Part of a data file
──────────

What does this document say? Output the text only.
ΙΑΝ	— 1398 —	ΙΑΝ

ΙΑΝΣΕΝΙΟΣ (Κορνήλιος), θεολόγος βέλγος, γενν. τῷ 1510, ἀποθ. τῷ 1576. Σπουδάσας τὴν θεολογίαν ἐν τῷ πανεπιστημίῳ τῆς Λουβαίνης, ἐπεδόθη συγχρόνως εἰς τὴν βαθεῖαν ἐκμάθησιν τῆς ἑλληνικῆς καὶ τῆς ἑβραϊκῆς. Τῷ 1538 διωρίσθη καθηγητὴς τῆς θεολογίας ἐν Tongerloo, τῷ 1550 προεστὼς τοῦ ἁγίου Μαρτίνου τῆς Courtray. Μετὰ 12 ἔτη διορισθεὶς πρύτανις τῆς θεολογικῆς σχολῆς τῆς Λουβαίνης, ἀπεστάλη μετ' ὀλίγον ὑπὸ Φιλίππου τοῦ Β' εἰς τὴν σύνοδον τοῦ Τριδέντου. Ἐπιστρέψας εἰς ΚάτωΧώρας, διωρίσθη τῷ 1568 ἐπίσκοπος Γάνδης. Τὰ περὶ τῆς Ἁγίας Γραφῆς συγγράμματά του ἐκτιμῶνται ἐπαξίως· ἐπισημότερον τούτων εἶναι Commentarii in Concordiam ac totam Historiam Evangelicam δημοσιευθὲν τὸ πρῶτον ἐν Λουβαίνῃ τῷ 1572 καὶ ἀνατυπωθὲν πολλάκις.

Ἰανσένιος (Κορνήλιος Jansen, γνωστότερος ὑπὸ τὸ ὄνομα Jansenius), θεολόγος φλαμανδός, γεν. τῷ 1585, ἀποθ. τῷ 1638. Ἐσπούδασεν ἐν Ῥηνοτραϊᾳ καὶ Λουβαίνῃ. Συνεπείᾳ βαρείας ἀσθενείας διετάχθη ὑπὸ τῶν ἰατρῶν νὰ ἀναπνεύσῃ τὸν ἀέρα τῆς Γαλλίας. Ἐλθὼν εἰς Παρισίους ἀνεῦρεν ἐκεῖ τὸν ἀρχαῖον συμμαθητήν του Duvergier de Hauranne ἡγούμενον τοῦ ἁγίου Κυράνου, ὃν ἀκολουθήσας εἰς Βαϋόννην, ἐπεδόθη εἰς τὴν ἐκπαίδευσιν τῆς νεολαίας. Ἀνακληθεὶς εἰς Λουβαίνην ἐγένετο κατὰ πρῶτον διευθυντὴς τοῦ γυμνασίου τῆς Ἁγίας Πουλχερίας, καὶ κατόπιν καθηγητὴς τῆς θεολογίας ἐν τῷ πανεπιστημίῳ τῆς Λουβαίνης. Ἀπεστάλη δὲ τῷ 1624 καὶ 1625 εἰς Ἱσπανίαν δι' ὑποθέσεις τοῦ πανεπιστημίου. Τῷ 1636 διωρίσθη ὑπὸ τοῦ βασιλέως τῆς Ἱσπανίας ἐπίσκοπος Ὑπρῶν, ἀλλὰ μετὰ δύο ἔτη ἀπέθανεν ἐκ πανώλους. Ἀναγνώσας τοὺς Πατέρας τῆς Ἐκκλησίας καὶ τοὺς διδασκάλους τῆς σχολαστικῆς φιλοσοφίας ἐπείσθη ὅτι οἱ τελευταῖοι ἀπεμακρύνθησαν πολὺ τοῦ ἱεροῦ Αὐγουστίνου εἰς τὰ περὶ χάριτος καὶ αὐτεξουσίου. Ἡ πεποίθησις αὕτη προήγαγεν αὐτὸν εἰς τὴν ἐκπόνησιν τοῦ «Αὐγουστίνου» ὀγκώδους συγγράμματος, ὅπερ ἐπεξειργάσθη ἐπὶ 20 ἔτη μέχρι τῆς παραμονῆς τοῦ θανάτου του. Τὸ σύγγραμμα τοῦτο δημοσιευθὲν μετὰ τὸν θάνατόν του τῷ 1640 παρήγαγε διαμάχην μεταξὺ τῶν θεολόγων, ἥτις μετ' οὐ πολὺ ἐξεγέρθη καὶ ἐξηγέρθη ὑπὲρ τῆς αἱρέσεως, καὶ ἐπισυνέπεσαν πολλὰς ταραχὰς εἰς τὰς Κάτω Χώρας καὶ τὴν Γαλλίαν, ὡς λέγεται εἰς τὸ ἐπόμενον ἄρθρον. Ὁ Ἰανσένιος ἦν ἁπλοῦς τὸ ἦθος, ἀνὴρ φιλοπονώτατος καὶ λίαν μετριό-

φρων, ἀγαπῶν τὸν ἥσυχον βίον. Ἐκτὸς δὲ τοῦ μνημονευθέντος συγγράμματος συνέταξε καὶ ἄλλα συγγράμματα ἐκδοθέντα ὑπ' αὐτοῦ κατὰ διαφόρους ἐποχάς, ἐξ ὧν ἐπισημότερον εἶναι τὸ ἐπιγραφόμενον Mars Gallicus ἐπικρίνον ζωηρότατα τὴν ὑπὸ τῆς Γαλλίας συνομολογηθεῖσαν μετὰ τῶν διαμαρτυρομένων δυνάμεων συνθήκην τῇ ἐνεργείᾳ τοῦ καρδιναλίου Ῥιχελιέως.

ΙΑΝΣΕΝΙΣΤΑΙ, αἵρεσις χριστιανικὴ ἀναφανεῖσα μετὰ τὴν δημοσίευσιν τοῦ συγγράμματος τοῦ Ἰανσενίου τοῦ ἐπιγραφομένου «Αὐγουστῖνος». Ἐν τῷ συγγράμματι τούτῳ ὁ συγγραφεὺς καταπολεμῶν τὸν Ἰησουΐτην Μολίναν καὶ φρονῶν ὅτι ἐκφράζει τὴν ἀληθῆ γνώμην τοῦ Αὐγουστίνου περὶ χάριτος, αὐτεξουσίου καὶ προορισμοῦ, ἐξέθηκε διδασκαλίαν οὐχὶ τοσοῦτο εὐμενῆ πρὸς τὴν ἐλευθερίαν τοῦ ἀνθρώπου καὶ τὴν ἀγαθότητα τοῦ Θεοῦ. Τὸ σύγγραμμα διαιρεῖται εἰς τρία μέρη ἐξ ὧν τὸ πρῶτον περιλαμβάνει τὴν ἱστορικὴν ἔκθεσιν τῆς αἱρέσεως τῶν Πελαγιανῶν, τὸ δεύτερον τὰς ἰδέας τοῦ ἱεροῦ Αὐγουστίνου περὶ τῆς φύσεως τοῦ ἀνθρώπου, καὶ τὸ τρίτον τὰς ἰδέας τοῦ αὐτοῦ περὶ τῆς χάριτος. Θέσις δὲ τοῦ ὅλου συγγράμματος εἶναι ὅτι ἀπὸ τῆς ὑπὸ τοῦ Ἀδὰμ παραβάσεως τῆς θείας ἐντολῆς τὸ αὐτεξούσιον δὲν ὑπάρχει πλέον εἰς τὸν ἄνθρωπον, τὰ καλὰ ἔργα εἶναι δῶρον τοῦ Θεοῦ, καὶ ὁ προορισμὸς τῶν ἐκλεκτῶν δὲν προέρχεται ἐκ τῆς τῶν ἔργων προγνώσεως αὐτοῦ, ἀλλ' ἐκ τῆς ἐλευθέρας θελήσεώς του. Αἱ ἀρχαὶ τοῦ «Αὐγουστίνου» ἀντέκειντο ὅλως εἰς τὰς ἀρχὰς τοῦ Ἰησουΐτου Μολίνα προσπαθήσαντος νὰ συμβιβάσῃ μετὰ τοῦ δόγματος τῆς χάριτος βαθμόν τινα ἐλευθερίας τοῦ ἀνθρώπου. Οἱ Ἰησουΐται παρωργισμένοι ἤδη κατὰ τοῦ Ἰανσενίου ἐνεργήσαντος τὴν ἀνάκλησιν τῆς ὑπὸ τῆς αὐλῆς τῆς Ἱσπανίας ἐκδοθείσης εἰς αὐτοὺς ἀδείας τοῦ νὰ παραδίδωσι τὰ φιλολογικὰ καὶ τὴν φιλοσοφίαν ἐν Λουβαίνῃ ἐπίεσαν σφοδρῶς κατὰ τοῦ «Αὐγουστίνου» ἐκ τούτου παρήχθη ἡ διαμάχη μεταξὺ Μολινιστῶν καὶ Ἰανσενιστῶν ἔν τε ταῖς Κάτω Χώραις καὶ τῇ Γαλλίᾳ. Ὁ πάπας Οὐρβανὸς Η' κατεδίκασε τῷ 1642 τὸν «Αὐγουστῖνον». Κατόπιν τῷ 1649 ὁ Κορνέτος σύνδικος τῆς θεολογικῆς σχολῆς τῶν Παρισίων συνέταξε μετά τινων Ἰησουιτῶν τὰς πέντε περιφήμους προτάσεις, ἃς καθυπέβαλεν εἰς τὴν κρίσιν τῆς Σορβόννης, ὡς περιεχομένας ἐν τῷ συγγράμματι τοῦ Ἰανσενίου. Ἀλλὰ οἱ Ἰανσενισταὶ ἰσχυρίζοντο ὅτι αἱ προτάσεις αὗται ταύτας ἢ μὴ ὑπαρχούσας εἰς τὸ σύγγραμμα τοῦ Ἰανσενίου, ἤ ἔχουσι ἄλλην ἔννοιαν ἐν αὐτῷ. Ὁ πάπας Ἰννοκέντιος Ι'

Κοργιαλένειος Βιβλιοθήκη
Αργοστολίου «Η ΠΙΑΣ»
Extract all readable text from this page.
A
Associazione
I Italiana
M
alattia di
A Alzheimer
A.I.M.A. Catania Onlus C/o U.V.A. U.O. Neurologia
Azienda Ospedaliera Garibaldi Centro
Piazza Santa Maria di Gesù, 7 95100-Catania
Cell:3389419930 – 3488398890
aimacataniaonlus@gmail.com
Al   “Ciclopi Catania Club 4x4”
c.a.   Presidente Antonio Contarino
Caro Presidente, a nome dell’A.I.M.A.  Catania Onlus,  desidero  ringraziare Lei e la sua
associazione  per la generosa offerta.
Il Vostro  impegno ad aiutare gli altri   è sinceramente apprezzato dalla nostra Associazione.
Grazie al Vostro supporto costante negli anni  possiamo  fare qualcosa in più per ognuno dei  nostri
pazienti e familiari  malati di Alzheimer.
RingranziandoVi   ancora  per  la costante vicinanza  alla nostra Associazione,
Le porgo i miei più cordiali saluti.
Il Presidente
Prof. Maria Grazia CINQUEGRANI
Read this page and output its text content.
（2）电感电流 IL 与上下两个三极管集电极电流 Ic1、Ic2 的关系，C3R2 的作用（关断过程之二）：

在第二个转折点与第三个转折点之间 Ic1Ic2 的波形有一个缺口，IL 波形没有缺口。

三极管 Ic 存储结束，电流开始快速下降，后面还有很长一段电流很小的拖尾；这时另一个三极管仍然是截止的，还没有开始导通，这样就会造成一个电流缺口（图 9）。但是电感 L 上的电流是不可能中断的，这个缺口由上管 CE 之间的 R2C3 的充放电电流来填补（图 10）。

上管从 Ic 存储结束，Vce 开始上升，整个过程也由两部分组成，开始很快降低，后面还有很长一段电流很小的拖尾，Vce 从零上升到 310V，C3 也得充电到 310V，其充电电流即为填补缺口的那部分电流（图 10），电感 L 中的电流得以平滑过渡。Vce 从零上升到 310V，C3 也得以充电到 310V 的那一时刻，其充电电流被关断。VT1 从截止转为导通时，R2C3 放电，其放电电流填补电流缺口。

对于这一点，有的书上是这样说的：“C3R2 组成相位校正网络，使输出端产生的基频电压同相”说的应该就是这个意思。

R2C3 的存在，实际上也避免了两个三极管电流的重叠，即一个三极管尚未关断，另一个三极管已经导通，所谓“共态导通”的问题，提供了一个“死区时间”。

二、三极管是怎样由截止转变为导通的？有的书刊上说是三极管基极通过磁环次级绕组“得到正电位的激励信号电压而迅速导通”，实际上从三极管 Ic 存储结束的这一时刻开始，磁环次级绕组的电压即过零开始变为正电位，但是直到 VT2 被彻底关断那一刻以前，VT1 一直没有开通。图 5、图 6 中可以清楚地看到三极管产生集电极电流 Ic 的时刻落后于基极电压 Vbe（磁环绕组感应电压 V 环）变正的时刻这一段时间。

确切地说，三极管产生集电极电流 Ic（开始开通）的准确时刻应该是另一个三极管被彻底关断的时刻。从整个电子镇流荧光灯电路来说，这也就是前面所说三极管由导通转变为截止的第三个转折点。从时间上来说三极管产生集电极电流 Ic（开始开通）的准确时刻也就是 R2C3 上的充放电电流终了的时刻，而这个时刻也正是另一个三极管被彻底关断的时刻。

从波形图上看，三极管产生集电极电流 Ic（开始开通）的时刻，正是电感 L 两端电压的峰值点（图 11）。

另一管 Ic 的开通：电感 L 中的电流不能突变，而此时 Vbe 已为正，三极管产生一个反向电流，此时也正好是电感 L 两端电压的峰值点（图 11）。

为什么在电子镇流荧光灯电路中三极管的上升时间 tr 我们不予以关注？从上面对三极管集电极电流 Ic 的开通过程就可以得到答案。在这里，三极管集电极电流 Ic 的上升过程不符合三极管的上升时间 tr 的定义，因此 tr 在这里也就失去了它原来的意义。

──────────

» **Objective**:
Using the records given above, list every line that includes the word "costante".

» **Exercise solution**:
Grazie al Vostro supporto costante negli anni  possiamo  fare qualcosa in più per ognuno dei  nostri
RingranziandoVi   ancora  per  la costante vicinanza  alla nostra Associazione,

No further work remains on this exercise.